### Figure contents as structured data
◆ ◆ ◆ ◆ ◆
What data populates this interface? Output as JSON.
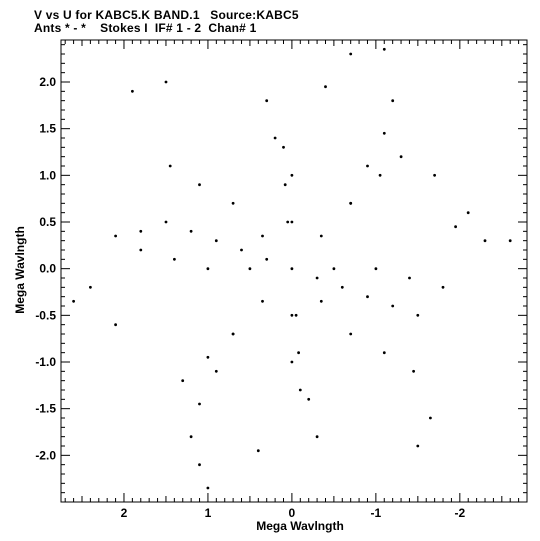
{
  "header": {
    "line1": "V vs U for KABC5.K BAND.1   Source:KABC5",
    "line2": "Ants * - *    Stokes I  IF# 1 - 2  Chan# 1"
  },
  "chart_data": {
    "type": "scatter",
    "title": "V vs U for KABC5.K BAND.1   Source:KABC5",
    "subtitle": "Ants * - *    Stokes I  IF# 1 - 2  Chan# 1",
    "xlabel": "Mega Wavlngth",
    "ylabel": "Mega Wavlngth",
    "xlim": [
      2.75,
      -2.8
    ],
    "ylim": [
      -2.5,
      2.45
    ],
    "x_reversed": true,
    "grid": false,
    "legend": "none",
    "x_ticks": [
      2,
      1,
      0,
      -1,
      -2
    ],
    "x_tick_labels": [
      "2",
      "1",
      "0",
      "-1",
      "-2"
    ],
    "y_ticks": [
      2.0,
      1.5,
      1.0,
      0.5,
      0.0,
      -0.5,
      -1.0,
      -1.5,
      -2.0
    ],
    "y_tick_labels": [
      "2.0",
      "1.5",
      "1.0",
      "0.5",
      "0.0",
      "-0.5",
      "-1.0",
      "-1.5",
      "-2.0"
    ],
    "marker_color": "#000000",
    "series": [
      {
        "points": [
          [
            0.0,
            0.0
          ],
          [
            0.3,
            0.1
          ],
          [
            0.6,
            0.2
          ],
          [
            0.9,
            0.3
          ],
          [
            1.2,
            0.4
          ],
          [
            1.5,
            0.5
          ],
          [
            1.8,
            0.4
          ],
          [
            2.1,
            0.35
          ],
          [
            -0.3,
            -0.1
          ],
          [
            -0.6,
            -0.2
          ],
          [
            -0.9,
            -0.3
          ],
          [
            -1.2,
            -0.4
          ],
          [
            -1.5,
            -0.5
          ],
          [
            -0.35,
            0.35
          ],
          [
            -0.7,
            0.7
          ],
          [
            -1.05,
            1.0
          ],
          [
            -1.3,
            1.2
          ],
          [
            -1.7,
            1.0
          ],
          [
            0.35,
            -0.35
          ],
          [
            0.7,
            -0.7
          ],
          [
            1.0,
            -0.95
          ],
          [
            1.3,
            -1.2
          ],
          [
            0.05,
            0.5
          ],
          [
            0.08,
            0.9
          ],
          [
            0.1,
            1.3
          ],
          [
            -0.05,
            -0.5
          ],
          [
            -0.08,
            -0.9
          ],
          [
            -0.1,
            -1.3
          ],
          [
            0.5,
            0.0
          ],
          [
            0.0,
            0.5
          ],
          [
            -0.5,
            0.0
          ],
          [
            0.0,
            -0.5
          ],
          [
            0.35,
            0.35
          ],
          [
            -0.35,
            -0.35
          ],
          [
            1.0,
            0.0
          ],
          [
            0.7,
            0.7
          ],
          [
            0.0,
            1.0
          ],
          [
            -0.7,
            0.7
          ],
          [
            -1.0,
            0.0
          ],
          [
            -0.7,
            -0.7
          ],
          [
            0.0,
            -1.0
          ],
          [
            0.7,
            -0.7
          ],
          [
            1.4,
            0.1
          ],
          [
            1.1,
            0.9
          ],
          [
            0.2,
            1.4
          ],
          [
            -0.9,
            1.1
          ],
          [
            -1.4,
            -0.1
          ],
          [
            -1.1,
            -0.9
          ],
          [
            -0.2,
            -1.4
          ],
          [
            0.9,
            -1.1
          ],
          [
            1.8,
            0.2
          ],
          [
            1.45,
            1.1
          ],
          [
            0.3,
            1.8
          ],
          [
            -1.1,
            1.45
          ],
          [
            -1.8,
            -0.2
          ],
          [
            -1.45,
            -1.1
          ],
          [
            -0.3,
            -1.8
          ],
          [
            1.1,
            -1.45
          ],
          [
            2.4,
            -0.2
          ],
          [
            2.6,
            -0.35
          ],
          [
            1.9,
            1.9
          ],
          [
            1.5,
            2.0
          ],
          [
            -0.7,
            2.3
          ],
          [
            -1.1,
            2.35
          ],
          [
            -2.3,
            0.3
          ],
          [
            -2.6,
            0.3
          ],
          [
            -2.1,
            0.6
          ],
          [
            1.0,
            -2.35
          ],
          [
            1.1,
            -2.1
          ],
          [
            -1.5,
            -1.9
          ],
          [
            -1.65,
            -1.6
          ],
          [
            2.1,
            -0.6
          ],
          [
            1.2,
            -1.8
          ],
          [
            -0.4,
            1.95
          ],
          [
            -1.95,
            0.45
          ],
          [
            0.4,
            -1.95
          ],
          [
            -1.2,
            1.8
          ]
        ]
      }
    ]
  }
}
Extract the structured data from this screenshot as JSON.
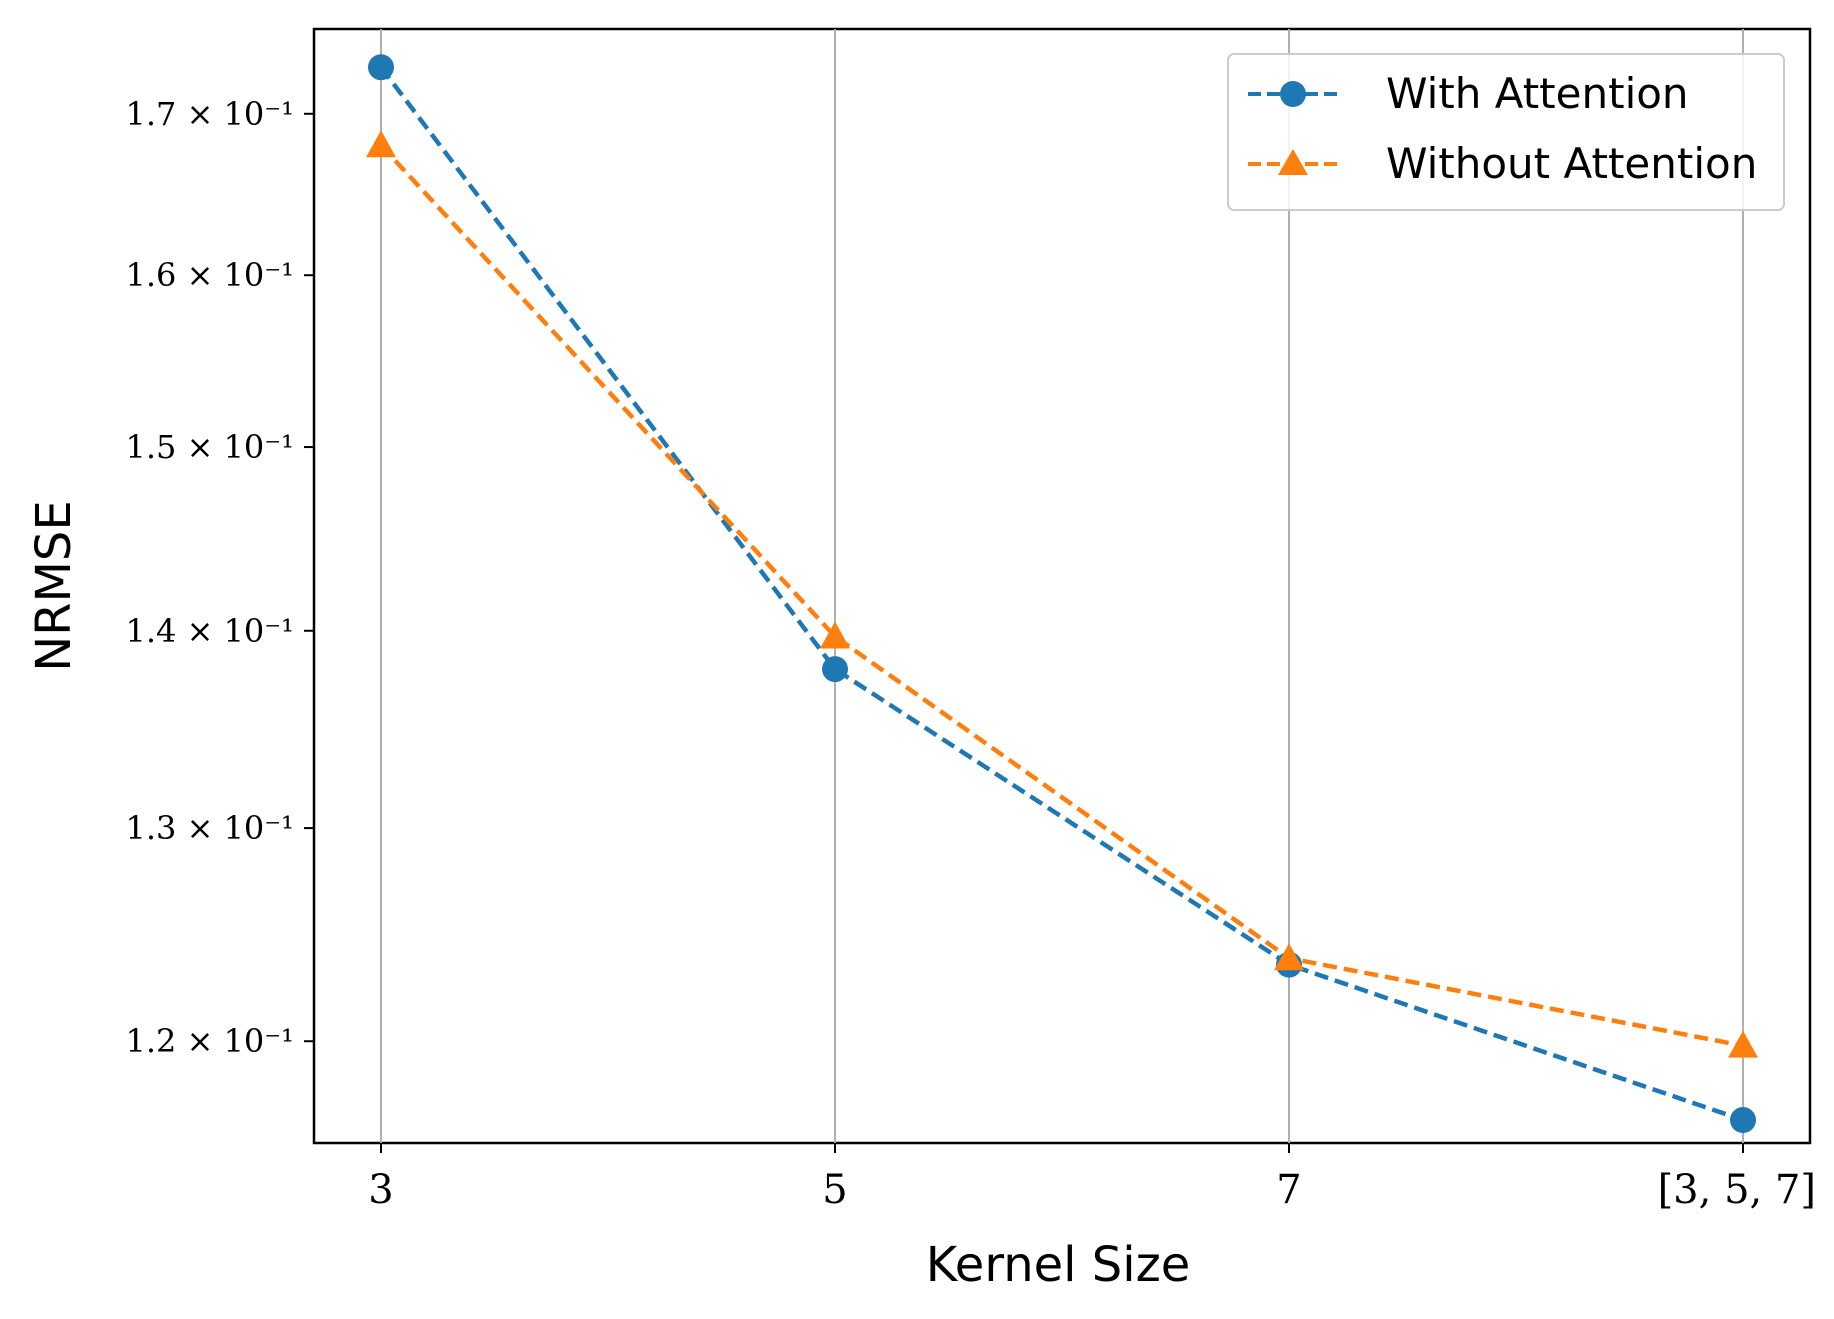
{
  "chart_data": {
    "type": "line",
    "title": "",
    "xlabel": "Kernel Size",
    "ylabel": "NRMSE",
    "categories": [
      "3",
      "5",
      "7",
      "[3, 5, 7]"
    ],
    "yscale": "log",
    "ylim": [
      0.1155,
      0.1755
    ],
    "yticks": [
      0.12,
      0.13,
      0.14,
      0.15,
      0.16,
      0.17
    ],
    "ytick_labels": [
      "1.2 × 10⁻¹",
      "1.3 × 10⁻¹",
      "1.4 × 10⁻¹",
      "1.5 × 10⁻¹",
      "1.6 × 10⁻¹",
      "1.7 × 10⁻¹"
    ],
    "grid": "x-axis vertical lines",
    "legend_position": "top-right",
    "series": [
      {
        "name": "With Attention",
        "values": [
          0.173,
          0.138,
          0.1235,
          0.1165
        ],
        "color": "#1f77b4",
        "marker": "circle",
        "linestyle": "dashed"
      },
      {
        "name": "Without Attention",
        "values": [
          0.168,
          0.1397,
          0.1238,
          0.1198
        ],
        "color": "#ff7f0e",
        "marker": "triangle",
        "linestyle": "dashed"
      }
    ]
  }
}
◆ ◆ ◆ ◆ ◆
### THE TASK
Lines containing the word "Wavlngth" must all be returned from the material above.

### REPLY TO THE EXERCISE
    "xlabel": "Mega Wavlngth",
    "ylabel": "Mega Wavlngth",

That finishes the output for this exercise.